**Task description**
Please write out the material that follows, exactly as it stands.

_ _ _ _

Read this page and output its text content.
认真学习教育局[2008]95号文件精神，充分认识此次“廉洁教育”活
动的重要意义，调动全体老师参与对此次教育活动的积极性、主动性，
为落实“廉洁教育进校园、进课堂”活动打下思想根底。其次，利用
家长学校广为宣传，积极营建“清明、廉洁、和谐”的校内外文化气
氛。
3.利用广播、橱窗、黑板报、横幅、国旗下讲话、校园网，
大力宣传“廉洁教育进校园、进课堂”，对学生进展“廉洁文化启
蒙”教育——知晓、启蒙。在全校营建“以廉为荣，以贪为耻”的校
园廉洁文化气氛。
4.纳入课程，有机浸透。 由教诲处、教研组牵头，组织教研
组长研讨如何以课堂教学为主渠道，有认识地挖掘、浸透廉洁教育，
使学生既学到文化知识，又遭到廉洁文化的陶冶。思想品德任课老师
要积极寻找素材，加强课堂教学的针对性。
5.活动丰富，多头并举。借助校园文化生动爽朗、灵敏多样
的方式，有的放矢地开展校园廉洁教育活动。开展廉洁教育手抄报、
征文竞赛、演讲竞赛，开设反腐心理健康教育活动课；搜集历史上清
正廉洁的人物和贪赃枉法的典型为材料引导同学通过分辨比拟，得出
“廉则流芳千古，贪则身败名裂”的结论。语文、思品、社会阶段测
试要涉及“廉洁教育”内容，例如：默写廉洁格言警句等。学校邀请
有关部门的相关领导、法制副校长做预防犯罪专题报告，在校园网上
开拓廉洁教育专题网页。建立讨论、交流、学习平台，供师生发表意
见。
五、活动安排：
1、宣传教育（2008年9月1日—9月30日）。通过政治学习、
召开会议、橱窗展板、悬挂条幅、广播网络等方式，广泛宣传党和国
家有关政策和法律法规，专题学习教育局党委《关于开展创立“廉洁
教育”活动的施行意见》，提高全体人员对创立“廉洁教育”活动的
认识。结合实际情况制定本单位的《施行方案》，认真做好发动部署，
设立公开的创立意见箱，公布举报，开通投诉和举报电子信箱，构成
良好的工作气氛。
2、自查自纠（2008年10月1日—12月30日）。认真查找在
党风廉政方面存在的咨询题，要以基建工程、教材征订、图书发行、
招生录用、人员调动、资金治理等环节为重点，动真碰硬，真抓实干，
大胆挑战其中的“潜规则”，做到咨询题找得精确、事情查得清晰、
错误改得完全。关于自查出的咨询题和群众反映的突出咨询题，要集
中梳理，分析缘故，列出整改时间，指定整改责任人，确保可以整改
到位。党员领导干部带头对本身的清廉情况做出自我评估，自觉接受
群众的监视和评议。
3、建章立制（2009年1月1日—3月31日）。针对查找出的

_ _ _ _

**Answer to this problem**
Read this page and output its text content.
认真学习教育局[2008]95号文件精神，充分认识此次“廉洁教育”活
动的重要意义，调动全体老师参与对此次教育活动的积极性、主动性，
为落实“廉洁教育进校园、进课堂”活动打下思想根底。其次，利用
家长学校广为宣传，积极营建“清明、廉洁、和谐”的校内外文化气
氛。
3.利用广播、橱窗、黑板报、横幅、国旗下讲话、校园网，
大力宣传“廉洁教育进校园、进课堂”，对学生进展“廉洁文化启
蒙”教育——知晓、启蒙。在全校营建“以廉为荣，以贪为耻”的校
园廉洁文化气氛。
4.纳入课程，有机浸透。 由教诲处、教研组牵头，组织教研
组长研讨如何以课堂教学为主渠道，有认识地挖掘、浸透廉洁教育，
使学生既学到文化知识，又遭到廉洁文化的陶冶。思想品德任课老师
要积极寻找素材，加强课堂教学的针对性。
5.活动丰富，多头并举。借助校园文化生动爽朗、灵敏多样
的方式，有的放矢地开展校园廉洁教育活动。开展廉洁教育手抄报、
征文竞赛、演讲竞赛，开设反腐心理健康教育活动课；搜集历史上清
正廉洁的人物和贪赃枉法的典型为材料引导同学通过分辨比拟，得出
“廉则流芳千古，贪则身败名裂”的结论。语文、思品、社会阶段测
试要涉及“廉洁教育”内容，例如：默写廉洁格言警句等。学校邀请
有关部门的相关领导、法制副校长做预防犯罪专题报告，在校园网上
开拓廉洁教育专题网页。建立讨论、交流、学习平台，供师生发表意
见。
五、活动安排：
1、宣传教育（2008年9月1日—9月30日）。通过政治学习、
召开会议、橱窗展板、悬挂条幅、广播网络等方式，广泛宣传党和国
家有关政策和法律法规，专题学习教育局党委《关于开展创立“廉洁
教育”活动的施行意见》，提高全体人员对创立“廉洁教育”活动的
认识。结合实际情况制定本单位的《施行方案》，认真做好发动部署，
设立公开的创立意见箱，公布举报，开通投诉和举报电子信箱，构成
良好的工作气氛。
2、自查自纠（2008年10月1日—12月30日）。认真查找在
党风廉政方面存在的咨询题，要以基建工程、教材征订、图书发行、
招生录用、人员调动、资金治理等环节为重点，动真碰硬，真抓实干，
大胆挑战其中的“潜规则”，做到咨询题找得精确、事情查得清晰、
错误改得完全。关于自查出的咨询题和群众反映的突出咨询题，要集
中梳理，分析缘故，列出整改时间，指定整改责任人，确保可以整改
到位。党员领导干部带头对本身的清廉情况做出自我评估，自觉接受
群众的监视和评议。
3、建章立制（2009年1月1日—3月31日）。针对查找出的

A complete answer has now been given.